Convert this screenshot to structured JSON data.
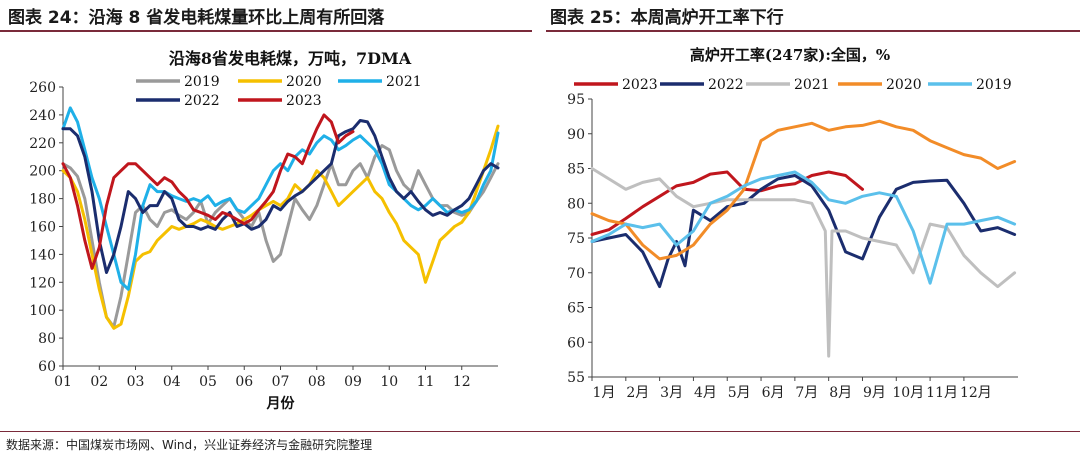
{
  "header_left": "图表 24：沿海 8 省发电耗煤量环比上周有所回落",
  "header_right": "图表 25：本周高炉开工率下行",
  "footer": "数据来源：中国煤炭市场网、Wind，兴业证券经济与金融研究院整理",
  "chart_data": [
    {
      "type": "line",
      "title": "沿海8省发电耗煤，万吨，7DMA",
      "xlabel": "月份",
      "x_ticks": [
        "01",
        "02",
        "03",
        "04",
        "05",
        "06",
        "07",
        "08",
        "09",
        "10",
        "11",
        "12"
      ],
      "ylim": [
        60,
        260
      ],
      "y_ticks": [
        60,
        80,
        100,
        120,
        140,
        160,
        180,
        200,
        220,
        240,
        260
      ],
      "grid": false,
      "legend": "top",
      "series": [
        {
          "name": "2019",
          "color": "#9a9a9a",
          "x": [
            0,
            0.2,
            0.4,
            0.6,
            0.8,
            1.0,
            1.2,
            1.4,
            1.6,
            1.8,
            2.0,
            2.2,
            2.4,
            2.6,
            2.8,
            3.0,
            3.2,
            3.4,
            3.6,
            3.8,
            4.0,
            4.2,
            4.4,
            4.6,
            4.8,
            5.0,
            5.2,
            5.4,
            5.6,
            5.8,
            6.0,
            6.2,
            6.4,
            6.6,
            6.8,
            7.0,
            7.2,
            7.4,
            7.6,
            7.8,
            8.0,
            8.2,
            8.4,
            8.6,
            8.8,
            9.0,
            9.2,
            9.4,
            9.6,
            9.8,
            10.0,
            10.2,
            10.4,
            10.6,
            10.8,
            11.0,
            11.2,
            11.4,
            11.6,
            11.8,
            12.0
          ],
          "values": [
            205,
            202,
            196,
            180,
            150,
            120,
            95,
            88,
            110,
            140,
            170,
            175,
            165,
            160,
            170,
            172,
            168,
            165,
            170,
            178,
            162,
            170,
            175,
            180,
            172,
            165,
            160,
            170,
            150,
            135,
            140,
            160,
            180,
            172,
            165,
            175,
            190,
            205,
            190,
            190,
            200,
            205,
            195,
            210,
            218,
            215,
            200,
            190,
            185,
            200,
            190,
            180,
            175,
            175,
            170,
            168,
            170,
            178,
            185,
            195,
            205
          ]
        },
        {
          "name": "2020",
          "color": "#f5c000",
          "x": [
            0,
            0.2,
            0.4,
            0.6,
            0.8,
            1.0,
            1.2,
            1.4,
            1.6,
            1.8,
            2.0,
            2.2,
            2.4,
            2.6,
            2.8,
            3.0,
            3.2,
            3.4,
            3.6,
            3.8,
            4.0,
            4.2,
            4.4,
            4.6,
            4.8,
            5.0,
            5.2,
            5.4,
            5.6,
            5.8,
            6.0,
            6.2,
            6.4,
            6.6,
            6.8,
            7.0,
            7.2,
            7.4,
            7.6,
            7.8,
            8.0,
            8.2,
            8.4,
            8.6,
            8.8,
            9.0,
            9.2,
            9.4,
            9.6,
            9.8,
            10.0,
            10.2,
            10.4,
            10.6,
            10.8,
            11.0,
            11.2,
            11.4,
            11.6,
            11.8,
            12.0
          ],
          "values": [
            200,
            195,
            185,
            165,
            140,
            115,
            95,
            87,
            90,
            110,
            135,
            140,
            142,
            150,
            155,
            160,
            158,
            160,
            162,
            165,
            163,
            160,
            158,
            160,
            162,
            165,
            168,
            172,
            175,
            178,
            175,
            180,
            190,
            185,
            190,
            200,
            195,
            185,
            175,
            180,
            185,
            190,
            195,
            185,
            180,
            170,
            162,
            150,
            145,
            140,
            120,
            135,
            150,
            155,
            160,
            163,
            170,
            185,
            200,
            215,
            232
          ]
        },
        {
          "name": "2021",
          "color": "#1fb0e8",
          "x": [
            0,
            0.2,
            0.4,
            0.6,
            0.8,
            1.0,
            1.2,
            1.4,
            1.6,
            1.8,
            2.0,
            2.2,
            2.4,
            2.6,
            2.8,
            3.0,
            3.2,
            3.4,
            3.6,
            3.8,
            4.0,
            4.2,
            4.4,
            4.6,
            4.8,
            5.0,
            5.2,
            5.4,
            5.6,
            5.8,
            6.0,
            6.2,
            6.4,
            6.6,
            6.8,
            7.0,
            7.2,
            7.4,
            7.6,
            7.8,
            8.0,
            8.2,
            8.4,
            8.6,
            8.8,
            9.0,
            9.2,
            9.4,
            9.6,
            9.8,
            10.0,
            10.2,
            10.4,
            10.6,
            10.8,
            11.0,
            11.2,
            11.4,
            11.6,
            11.8,
            12.0
          ],
          "values": [
            230,
            245,
            235,
            215,
            195,
            180,
            160,
            140,
            120,
            115,
            140,
            175,
            190,
            185,
            185,
            182,
            180,
            178,
            180,
            178,
            182,
            175,
            178,
            180,
            172,
            170,
            175,
            180,
            190,
            200,
            205,
            200,
            210,
            215,
            212,
            220,
            225,
            222,
            215,
            218,
            222,
            225,
            220,
            215,
            205,
            190,
            185,
            180,
            175,
            172,
            175,
            180,
            175,
            170,
            172,
            170,
            172,
            178,
            190,
            200,
            227
          ]
        },
        {
          "name": "2022",
          "color": "#1b2d6e",
          "x": [
            0,
            0.2,
            0.4,
            0.6,
            0.8,
            1.0,
            1.2,
            1.4,
            1.6,
            1.8,
            2.0,
            2.2,
            2.4,
            2.6,
            2.8,
            3.0,
            3.2,
            3.4,
            3.6,
            3.8,
            4.0,
            4.2,
            4.4,
            4.6,
            4.8,
            5.0,
            5.2,
            5.4,
            5.6,
            5.8,
            6.0,
            6.2,
            6.4,
            6.6,
            6.8,
            7.0,
            7.2,
            7.4,
            7.6,
            7.8,
            8.0,
            8.2,
            8.4,
            8.6,
            8.8,
            9.0,
            9.2,
            9.4,
            9.6,
            9.8,
            10.0,
            10.2,
            10.4,
            10.6,
            10.8,
            11.0,
            11.2,
            11.4,
            11.6,
            11.8,
            12.0
          ],
          "values": [
            230,
            230,
            225,
            210,
            185,
            150,
            127,
            140,
            160,
            185,
            180,
            170,
            175,
            175,
            185,
            180,
            165,
            160,
            160,
            158,
            160,
            158,
            165,
            170,
            160,
            162,
            158,
            160,
            165,
            175,
            172,
            178,
            182,
            185,
            190,
            195,
            200,
            205,
            225,
            228,
            230,
            236,
            235,
            225,
            210,
            195,
            185,
            180,
            185,
            178,
            172,
            168,
            170,
            168,
            172,
            175,
            180,
            190,
            200,
            205,
            202
          ]
        },
        {
          "name": "2023",
          "color": "#c0161d",
          "x": [
            0,
            0.2,
            0.4,
            0.6,
            0.8,
            1.0,
            1.2,
            1.4,
            1.6,
            1.8,
            2.0,
            2.2,
            2.4,
            2.6,
            2.8,
            3.0,
            3.2,
            3.4,
            3.6,
            3.8,
            4.0,
            4.2,
            4.4,
            4.6,
            4.8,
            5.0,
            5.2,
            5.4,
            5.6,
            5.8,
            6.0,
            6.2,
            6.4,
            6.6,
            6.8,
            7.0,
            7.2,
            7.4,
            7.6,
            7.8,
            8.0
          ],
          "values": [
            205,
            195,
            175,
            150,
            130,
            145,
            175,
            195,
            200,
            205,
            205,
            200,
            195,
            190,
            195,
            192,
            185,
            180,
            172,
            170,
            168,
            165,
            170,
            168,
            165,
            162,
            165,
            172,
            178,
            185,
            200,
            212,
            210,
            205,
            218,
            230,
            240,
            235,
            220,
            225,
            228
          ]
        }
      ]
    },
    {
      "type": "line",
      "title": "高炉开工率(247家):全国，%",
      "x_ticks": [
        "1月",
        "2月",
        "3月",
        "4月",
        "5月",
        "6月",
        "7月",
        "8月",
        "9月",
        "10月",
        "11月",
        "12月"
      ],
      "ylim": [
        55,
        95
      ],
      "y_ticks": [
        55,
        60,
        65,
        70,
        75,
        80,
        85,
        90,
        95
      ],
      "grid": false,
      "legend": "top",
      "series": [
        {
          "name": "2023",
          "color": "#c0161d",
          "x": [
            0,
            0.5,
            1.0,
            1.5,
            2.0,
            2.5,
            3.0,
            3.5,
            4.0,
            4.5,
            5.0,
            5.5,
            6.0,
            6.5,
            7.0,
            7.5,
            8.0
          ],
          "values": [
            75.5,
            76.2,
            77.8,
            79.5,
            81.0,
            82.5,
            83.0,
            84.2,
            84.5,
            82.0,
            81.8,
            82.5,
            82.8,
            84.0,
            84.5,
            84.0,
            82.0
          ]
        },
        {
          "name": "2022",
          "color": "#1b2d6e",
          "x": [
            0,
            0.5,
            1.0,
            1.5,
            2.0,
            2.25,
            2.5,
            2.75,
            3.0,
            3.5,
            4.0,
            4.5,
            5.0,
            5.5,
            6.0,
            6.5,
            7.0,
            7.5,
            8.0,
            8.5,
            9.0,
            9.5,
            10.0,
            10.5,
            11.0,
            11.5,
            12.0,
            12.5
          ],
          "values": [
            74.5,
            75.0,
            75.5,
            73.0,
            68.0,
            72.0,
            74.5,
            71.0,
            79.0,
            77.5,
            79.5,
            80.0,
            82.0,
            83.5,
            84.0,
            82.5,
            79.0,
            73.0,
            72.0,
            78.0,
            82.0,
            83.0,
            83.2,
            83.3,
            80.0,
            76.0,
            76.5,
            75.5
          ]
        },
        {
          "name": "2021",
          "color": "#bfbfbf",
          "x": [
            0,
            0.5,
            1.0,
            1.5,
            2.0,
            2.5,
            3.0,
            3.5,
            4.0,
            4.5,
            5.0,
            5.5,
            6.0,
            6.5,
            6.9,
            7.0,
            7.1,
            7.5,
            8.0,
            8.5,
            9.0,
            9.5,
            10.0,
            10.5,
            11.0,
            11.5,
            12.0,
            12.5
          ],
          "values": [
            85.0,
            83.5,
            82.0,
            83.0,
            83.5,
            81.0,
            79.5,
            80.0,
            80.5,
            80.5,
            80.5,
            80.5,
            80.5,
            80.0,
            76.0,
            58.0,
            76.0,
            76.0,
            75.0,
            74.5,
            74.0,
            70.0,
            77.0,
            76.5,
            72.5,
            70.0,
            68.0,
            70.0
          ]
        },
        {
          "name": "2020",
          "color": "#f28c28",
          "x": [
            0,
            0.5,
            1.0,
            1.5,
            2.0,
            2.5,
            3.0,
            3.5,
            4.0,
            4.5,
            5.0,
            5.5,
            6.0,
            6.5,
            7.0,
            7.5,
            8.0,
            8.5,
            9.0,
            9.5,
            10.0,
            10.5,
            11.0,
            11.5,
            12.0,
            12.5
          ],
          "values": [
            78.5,
            77.5,
            77.0,
            74.0,
            72.0,
            72.5,
            74.0,
            77.0,
            79.0,
            82.0,
            89.0,
            90.5,
            91.0,
            91.5,
            90.5,
            91.0,
            91.2,
            91.8,
            91.0,
            90.5,
            89.0,
            88.0,
            87.0,
            86.5,
            85.0,
            86.0
          ]
        },
        {
          "name": "2019",
          "color": "#5bc0eb",
          "x": [
            0,
            0.5,
            1.0,
            1.5,
            2.0,
            2.5,
            3.0,
            3.5,
            4.0,
            4.5,
            5.0,
            5.5,
            6.0,
            6.5,
            7.0,
            7.5,
            8.0,
            8.5,
            9.0,
            9.5,
            10.0,
            10.5,
            11.0,
            11.5,
            12.0,
            12.5
          ],
          "values": [
            74.5,
            75.5,
            77.0,
            76.5,
            77.0,
            74.0,
            76.0,
            80.0,
            81.0,
            82.5,
            83.5,
            84.0,
            84.5,
            83.0,
            80.5,
            80.0,
            81.0,
            81.5,
            81.0,
            76.0,
            68.5,
            77.0,
            77.0,
            77.5,
            78.0,
            77.0
          ]
        }
      ]
    }
  ]
}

SET TASK> Pull out every line in the material above where "title" occurs.

SOLUTION BELOW>
      "title": "沿海8省发电耗煤，万吨，7DMA",
      "title": "高炉开工率(247家):全国，%",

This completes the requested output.